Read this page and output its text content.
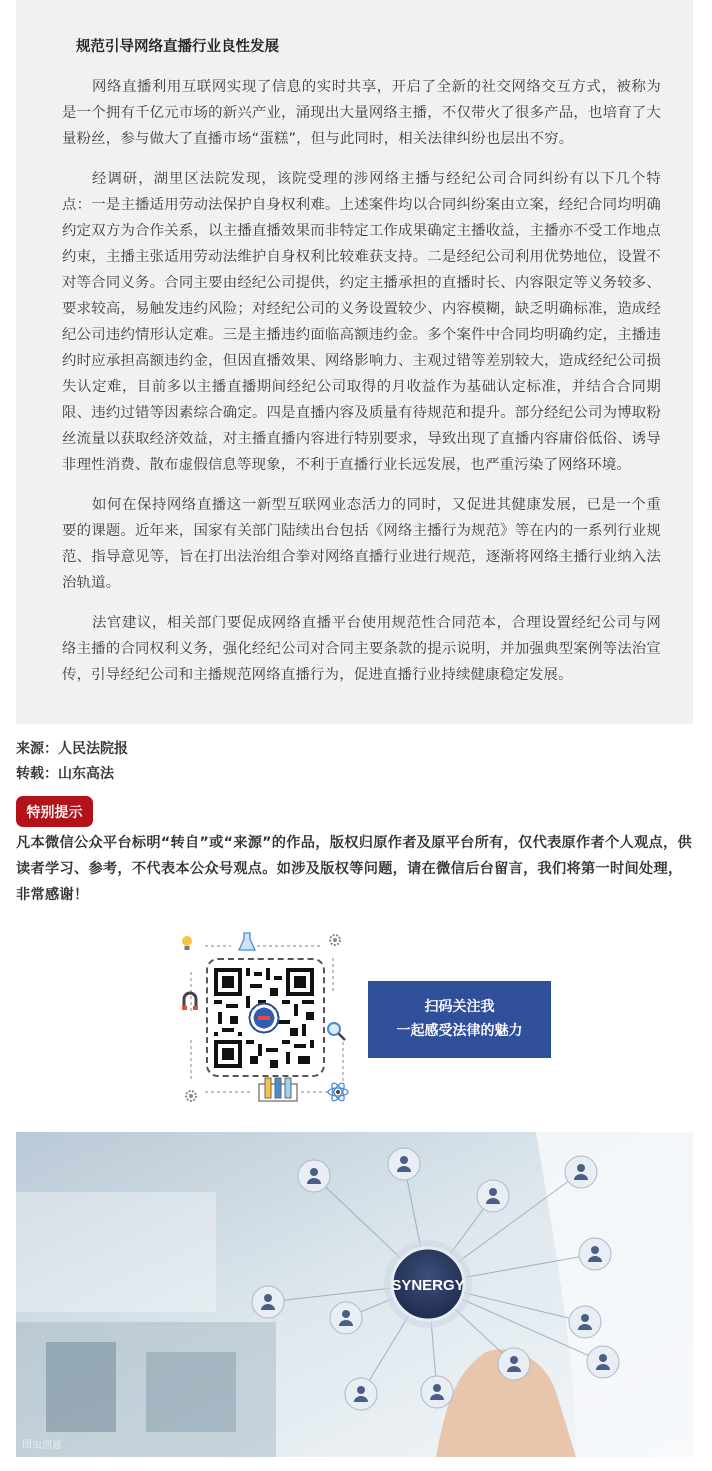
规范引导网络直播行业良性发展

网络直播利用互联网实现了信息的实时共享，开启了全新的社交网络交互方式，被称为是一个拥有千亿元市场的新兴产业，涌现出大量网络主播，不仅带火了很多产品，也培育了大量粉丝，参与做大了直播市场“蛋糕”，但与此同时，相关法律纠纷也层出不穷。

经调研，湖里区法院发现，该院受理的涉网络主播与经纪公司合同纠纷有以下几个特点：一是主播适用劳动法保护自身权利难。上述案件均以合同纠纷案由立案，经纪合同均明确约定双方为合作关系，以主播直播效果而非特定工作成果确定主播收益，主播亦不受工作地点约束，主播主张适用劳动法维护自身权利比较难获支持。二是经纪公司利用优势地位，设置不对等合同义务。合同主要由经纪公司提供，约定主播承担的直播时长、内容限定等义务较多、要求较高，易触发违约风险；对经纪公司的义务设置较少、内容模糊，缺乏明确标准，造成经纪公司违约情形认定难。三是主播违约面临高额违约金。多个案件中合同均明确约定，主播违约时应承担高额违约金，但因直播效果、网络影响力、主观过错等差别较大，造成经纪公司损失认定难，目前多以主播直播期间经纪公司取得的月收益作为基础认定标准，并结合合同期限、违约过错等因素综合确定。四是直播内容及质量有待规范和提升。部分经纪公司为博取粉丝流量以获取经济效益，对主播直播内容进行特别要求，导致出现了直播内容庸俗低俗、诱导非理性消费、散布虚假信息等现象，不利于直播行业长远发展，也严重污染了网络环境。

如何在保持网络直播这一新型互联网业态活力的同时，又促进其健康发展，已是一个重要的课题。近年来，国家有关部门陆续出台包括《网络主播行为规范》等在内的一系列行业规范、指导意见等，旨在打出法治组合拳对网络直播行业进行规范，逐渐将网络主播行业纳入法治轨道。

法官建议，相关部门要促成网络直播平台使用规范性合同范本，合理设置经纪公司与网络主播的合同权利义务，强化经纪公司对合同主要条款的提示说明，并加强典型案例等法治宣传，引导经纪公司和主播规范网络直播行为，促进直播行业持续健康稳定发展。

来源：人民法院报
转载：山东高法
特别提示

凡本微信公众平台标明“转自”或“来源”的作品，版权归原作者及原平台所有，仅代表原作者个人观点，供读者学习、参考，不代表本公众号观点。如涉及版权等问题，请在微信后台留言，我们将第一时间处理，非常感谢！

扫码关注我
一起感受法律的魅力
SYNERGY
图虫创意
--------
> WHAT YOU HAVE TO DO:
Repeat the material above word for word and skip every image in it.

> EXERCISE ANSWER:
Read this page and output its text content.
规范引导网络直播行业良性发展

网络直播利用互联网实现了信息的实时共享，开启了全新的社交网络交互方式，被称为是一个拥有千亿元市场的新兴产业，涌现出大量网络主播，不仅带火了很多产品，也培育了大量粉丝，参与做大了直播市场“蛋糕”，但与此同时，相关法律纠纷也层出不穷。

经调研，湖里区法院发现，该院受理的涉网络主播与经纪公司合同纠纷有以下几个特点：一是主播适用劳动法保护自身权利难。上述案件均以合同纠纷案由立案，经纪合同均明确约定双方为合作关系，以主播直播效果而非特定工作成果确定主播收益，主播亦不受工作地点约束，主播主张适用劳动法维护自身权利比较难获支持。二是经纪公司利用优势地位，设置不对等合同义务。合同主要由经纪公司提供，约定主播承担的直播时长、内容限定等义务较多、要求较高，易触发违约风险；对经纪公司的义务设置较少、内容模糊，缺乏明确标准，造成经纪公司违约情形认定难。三是主播违约面临高额违约金。多个案件中合同均明确约定，主播违约时应承担高额违约金，但因直播效果、网络影响力、主观过错等差别较大，造成经纪公司损失认定难，目前多以主播直播期间经纪公司取得的月收益作为基础认定标准，并结合合同期限、违约过错等因素综合确定。四是直播内容及质量有待规范和提升。部分经纪公司为博取粉丝流量以获取经济效益，对主播直播内容进行特别要求，导致出现了直播内容庸俗低俗、诱导非理性消费、散布虚假信息等现象，不利于直播行业长远发展，也严重污染了网络环境。

如何在保持网络直播这一新型互联网业态活力的同时，又促进其健康发展，已是一个重要的课题。近年来，国家有关部门陆续出台包括《网络主播行为规范》等在内的一系列行业规范、指导意见等，旨在打出法治组合拳对网络直播行业进行规范，逐渐将网络主播行业纳入法治轨道。

法官建议，相关部门要促成网络直播平台使用规范性合同范本，合理设置经纪公司与网络主播的合同权利义务，强化经纪公司对合同主要条款的提示说明，并加强典型案例等法治宣传，引导经纪公司和主播规范网络直播行为，促进直播行业持续健康稳定发展。

来源：人民法院报
转载：山东高法
特别提示

凡本微信公众平台标明“转自”或“来源”的作品，版权归原作者及原平台所有，仅代表原作者个人观点，供读者学习、参考，不代表本公众号观点。如涉及版权等问题，请在微信后台留言，我们将第一时间处理，非常感谢！

扫码关注我
一起感受法律的魅力
SYNERGY
图虫创意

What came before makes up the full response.